YOUR GOAL:
Copy out each line of the material in which the word "dastlabki" appears.

Records contained in a dataset:
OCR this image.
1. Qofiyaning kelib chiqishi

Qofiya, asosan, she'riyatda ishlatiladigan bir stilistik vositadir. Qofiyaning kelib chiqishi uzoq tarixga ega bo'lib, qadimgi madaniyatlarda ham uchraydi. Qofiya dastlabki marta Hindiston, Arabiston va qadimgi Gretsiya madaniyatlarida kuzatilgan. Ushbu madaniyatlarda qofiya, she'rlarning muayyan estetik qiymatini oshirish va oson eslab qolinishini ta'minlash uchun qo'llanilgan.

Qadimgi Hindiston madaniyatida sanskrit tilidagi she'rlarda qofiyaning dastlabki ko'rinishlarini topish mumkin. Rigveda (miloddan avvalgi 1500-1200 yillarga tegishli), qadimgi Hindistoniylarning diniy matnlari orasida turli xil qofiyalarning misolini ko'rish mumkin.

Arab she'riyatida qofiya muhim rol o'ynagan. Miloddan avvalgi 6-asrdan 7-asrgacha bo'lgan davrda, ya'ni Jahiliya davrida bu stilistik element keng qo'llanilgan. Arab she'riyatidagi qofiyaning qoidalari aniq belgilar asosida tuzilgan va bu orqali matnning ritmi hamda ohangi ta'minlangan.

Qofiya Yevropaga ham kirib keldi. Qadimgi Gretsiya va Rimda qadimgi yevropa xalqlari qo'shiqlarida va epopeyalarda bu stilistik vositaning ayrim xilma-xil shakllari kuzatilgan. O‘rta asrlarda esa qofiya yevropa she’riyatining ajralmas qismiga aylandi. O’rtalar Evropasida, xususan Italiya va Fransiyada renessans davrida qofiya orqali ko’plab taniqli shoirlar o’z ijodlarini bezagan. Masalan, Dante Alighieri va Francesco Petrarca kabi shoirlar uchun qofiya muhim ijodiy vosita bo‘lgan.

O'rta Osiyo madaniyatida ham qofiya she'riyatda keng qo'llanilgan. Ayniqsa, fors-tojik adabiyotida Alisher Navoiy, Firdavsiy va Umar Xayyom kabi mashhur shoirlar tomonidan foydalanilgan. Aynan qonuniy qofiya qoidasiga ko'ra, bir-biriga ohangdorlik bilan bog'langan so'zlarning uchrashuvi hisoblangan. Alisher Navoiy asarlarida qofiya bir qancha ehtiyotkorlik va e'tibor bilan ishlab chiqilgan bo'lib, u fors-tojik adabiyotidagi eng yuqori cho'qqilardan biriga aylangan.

SOLVED PROBLEM:
Qofiya, asosan, she'riyatda ishlatiladigan bir stilistik vositadir. Qofiyaning kelib chiqishi uzoq tarixga ega bo'lib, qadimgi madaniyatlarda ham uchraydi. Qofiya dastlabki marta Hindiston, Arabiston va qadimgi Gretsiya madaniyatlarida kuzatilgan. Ushbu madaniyatlarda qofiya, she'rlarning muayyan estetik qiymatini oshirish va oson eslab qolinishini ta'minlash uchun qo'llanilgan.
Qadimgi Hindiston madaniyatida sanskrit tilidagi she'rlarda qofiyaning dastlabki ko'rinishlarini topish mumkin. Rigveda (miloddan avvalgi 1500-1200 yillarga tegishli), qadimgi Hindistoniylarning diniy matnlari orasida turli xil qofiyalarning misolini ko'rish mumkin.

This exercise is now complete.